• **Listing**:
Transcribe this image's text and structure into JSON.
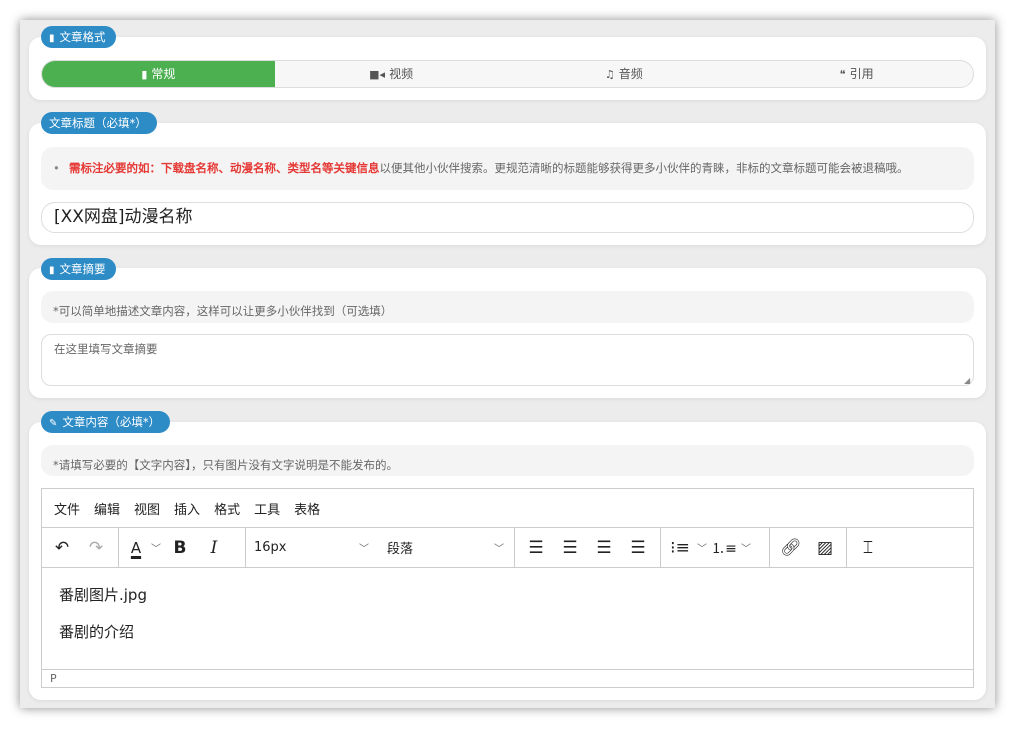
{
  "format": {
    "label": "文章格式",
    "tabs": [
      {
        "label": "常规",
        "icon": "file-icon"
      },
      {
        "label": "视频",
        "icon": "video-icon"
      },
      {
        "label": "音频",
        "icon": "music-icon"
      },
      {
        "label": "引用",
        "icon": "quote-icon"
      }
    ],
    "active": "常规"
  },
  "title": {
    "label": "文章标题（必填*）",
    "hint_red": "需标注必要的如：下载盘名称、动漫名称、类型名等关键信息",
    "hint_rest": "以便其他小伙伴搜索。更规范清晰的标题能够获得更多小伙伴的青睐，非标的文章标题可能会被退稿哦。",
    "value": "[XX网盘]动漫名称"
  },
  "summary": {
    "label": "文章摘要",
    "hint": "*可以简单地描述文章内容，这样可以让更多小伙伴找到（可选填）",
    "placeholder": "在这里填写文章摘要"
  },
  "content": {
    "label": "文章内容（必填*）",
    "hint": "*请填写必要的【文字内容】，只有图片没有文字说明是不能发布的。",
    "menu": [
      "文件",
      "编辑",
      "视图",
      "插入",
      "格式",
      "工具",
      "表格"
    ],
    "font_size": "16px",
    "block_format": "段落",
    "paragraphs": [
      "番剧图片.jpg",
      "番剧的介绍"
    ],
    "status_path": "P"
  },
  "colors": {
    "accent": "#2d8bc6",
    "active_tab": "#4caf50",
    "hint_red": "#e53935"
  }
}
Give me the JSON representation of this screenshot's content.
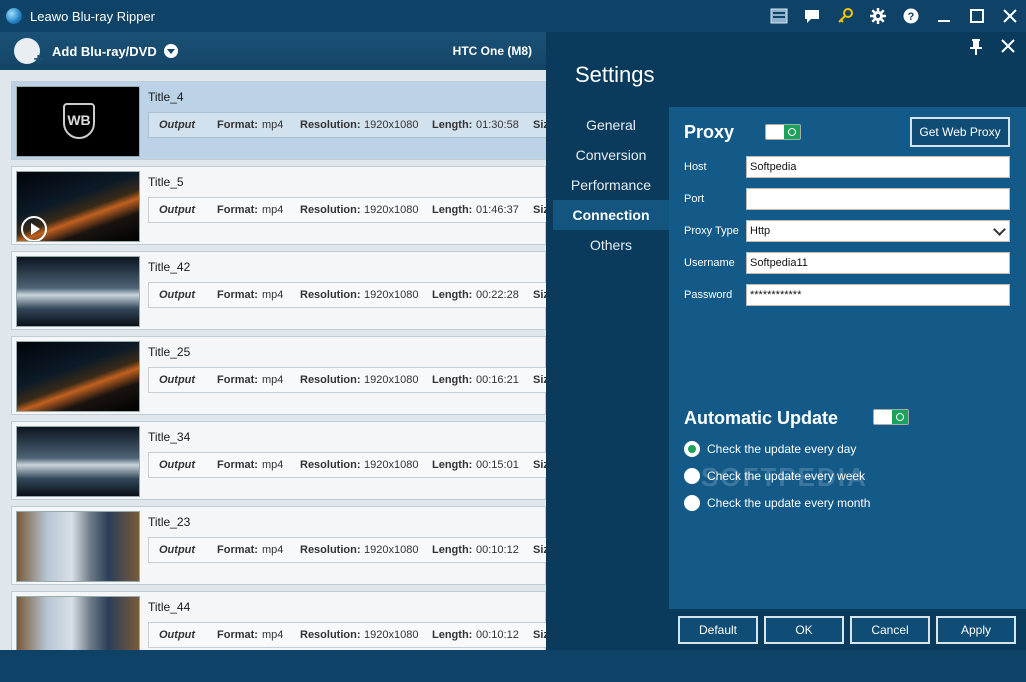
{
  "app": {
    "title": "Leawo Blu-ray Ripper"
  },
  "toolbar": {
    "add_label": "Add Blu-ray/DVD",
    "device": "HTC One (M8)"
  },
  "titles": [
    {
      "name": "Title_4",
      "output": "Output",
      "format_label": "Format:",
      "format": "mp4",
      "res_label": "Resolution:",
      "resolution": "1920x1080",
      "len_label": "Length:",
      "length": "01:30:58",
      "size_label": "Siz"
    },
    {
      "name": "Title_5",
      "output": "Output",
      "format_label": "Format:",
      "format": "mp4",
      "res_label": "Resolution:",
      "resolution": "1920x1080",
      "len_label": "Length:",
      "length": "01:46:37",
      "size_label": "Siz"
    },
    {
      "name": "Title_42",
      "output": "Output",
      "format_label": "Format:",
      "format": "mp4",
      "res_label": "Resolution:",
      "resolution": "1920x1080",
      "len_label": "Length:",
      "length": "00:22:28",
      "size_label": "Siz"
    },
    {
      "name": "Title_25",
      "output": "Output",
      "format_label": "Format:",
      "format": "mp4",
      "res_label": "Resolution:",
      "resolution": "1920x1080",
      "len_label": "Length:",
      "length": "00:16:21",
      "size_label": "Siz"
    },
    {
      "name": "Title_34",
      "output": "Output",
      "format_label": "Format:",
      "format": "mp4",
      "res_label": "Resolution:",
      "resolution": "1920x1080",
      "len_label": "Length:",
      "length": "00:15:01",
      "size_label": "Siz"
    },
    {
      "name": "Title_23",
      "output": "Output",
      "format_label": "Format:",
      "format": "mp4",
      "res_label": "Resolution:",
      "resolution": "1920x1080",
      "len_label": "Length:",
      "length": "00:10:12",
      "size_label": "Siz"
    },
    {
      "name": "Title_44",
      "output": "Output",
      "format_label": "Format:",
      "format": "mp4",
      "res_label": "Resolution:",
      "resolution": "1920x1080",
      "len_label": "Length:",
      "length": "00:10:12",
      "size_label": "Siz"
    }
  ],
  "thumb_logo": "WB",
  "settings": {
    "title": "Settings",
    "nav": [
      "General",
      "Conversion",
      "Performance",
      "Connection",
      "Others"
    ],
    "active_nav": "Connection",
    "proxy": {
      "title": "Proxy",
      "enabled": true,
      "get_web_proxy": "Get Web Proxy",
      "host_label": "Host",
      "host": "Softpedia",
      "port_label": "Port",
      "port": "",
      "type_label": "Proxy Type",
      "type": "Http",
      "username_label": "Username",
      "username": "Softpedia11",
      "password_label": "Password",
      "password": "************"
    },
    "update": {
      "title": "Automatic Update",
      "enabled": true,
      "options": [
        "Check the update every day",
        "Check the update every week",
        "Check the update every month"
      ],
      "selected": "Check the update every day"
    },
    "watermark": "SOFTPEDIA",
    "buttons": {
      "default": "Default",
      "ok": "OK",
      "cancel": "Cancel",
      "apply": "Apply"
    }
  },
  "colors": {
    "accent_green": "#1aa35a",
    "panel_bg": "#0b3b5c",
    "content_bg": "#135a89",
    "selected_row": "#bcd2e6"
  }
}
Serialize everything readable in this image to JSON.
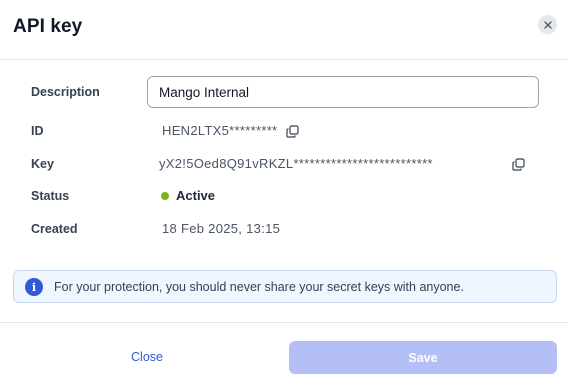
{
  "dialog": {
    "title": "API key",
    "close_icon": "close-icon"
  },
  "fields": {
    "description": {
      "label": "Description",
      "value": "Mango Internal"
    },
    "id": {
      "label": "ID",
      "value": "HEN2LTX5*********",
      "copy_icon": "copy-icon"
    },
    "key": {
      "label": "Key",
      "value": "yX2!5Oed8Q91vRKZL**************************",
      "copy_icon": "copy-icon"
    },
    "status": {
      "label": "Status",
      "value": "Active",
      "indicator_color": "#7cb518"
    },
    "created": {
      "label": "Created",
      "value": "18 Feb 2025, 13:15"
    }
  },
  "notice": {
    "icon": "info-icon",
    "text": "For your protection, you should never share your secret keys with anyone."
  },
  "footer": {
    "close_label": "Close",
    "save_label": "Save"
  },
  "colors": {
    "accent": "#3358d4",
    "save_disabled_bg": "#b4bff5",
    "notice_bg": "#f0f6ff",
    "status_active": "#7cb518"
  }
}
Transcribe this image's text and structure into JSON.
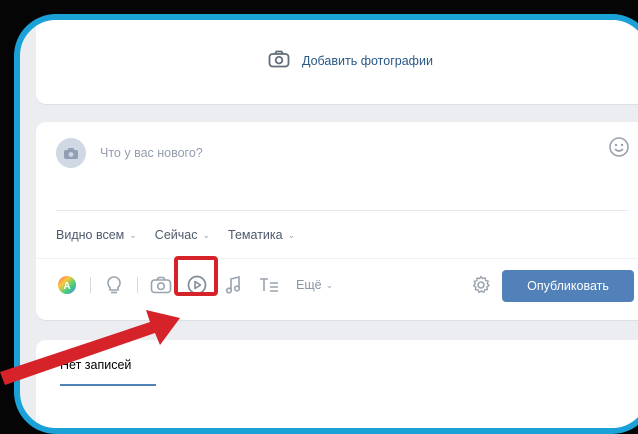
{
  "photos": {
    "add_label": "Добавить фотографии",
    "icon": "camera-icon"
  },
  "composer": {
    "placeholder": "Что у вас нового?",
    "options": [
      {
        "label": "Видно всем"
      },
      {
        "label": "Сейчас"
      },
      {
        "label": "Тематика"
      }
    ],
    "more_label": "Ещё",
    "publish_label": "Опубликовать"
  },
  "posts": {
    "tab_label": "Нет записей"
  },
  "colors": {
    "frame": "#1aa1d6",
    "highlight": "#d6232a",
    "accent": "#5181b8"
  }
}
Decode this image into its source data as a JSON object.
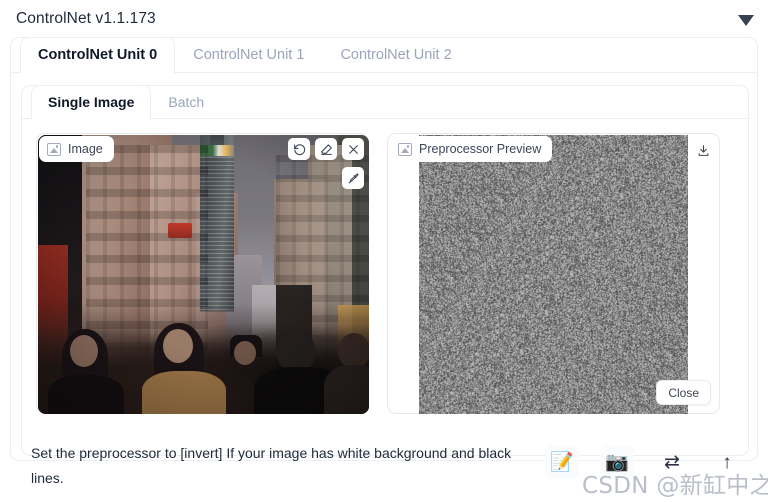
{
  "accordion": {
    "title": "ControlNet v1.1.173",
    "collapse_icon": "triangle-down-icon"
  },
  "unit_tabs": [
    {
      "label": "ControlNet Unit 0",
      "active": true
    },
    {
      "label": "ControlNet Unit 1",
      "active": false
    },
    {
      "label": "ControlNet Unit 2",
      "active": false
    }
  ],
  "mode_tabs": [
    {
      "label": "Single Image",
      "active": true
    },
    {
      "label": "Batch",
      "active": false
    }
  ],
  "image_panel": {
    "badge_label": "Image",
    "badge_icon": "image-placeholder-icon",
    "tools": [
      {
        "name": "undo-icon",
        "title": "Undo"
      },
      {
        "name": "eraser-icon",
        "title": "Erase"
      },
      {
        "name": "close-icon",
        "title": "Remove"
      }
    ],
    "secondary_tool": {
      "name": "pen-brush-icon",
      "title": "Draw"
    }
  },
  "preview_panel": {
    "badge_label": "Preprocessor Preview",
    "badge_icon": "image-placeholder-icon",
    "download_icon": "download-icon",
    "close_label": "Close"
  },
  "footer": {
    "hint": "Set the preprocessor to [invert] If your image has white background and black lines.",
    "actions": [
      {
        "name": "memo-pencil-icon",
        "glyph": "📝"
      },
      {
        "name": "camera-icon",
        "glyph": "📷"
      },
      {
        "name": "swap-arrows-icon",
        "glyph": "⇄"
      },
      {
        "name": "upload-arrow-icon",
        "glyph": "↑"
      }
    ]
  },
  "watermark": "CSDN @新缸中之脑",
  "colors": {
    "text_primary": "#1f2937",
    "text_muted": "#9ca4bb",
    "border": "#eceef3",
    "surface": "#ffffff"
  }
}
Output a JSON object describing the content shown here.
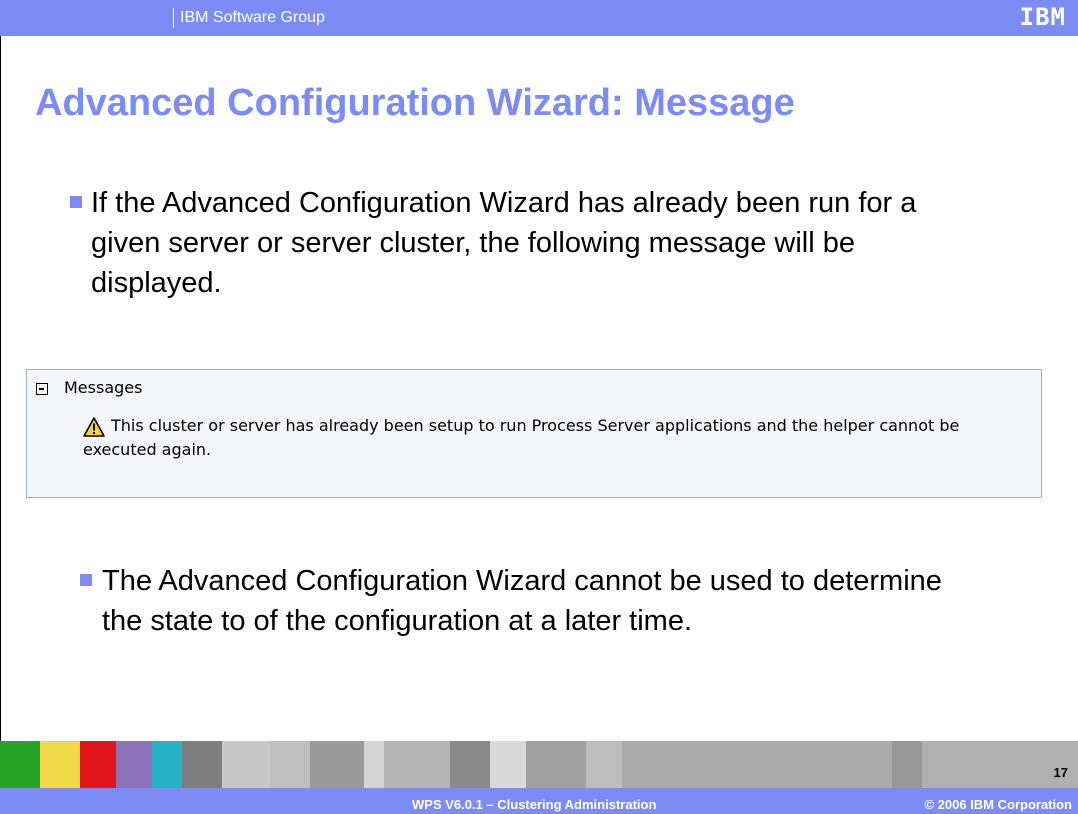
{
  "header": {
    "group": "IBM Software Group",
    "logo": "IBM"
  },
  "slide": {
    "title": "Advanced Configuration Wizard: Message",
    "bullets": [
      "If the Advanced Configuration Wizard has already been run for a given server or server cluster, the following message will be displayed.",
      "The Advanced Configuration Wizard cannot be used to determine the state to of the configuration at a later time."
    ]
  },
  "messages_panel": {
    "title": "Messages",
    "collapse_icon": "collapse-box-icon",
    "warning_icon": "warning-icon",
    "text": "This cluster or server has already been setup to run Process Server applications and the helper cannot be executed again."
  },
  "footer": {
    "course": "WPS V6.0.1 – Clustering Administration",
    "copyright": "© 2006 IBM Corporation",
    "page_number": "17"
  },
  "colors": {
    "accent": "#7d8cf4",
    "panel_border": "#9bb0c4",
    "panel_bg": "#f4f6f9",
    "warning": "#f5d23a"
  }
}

• **Task details**: Filter the entries down to the lines containing "Configuration". Copy each of those lines.

• **Written reply**:
    "title": "Advanced Configuration Wizard: Message",
      "If the Advanced Configuration Wizard has already been run for a given server or server cluster, the following message will be displayed.",
      "The Advanced Configuration Wizard cannot be used to determine the state to of the configuration at a later time."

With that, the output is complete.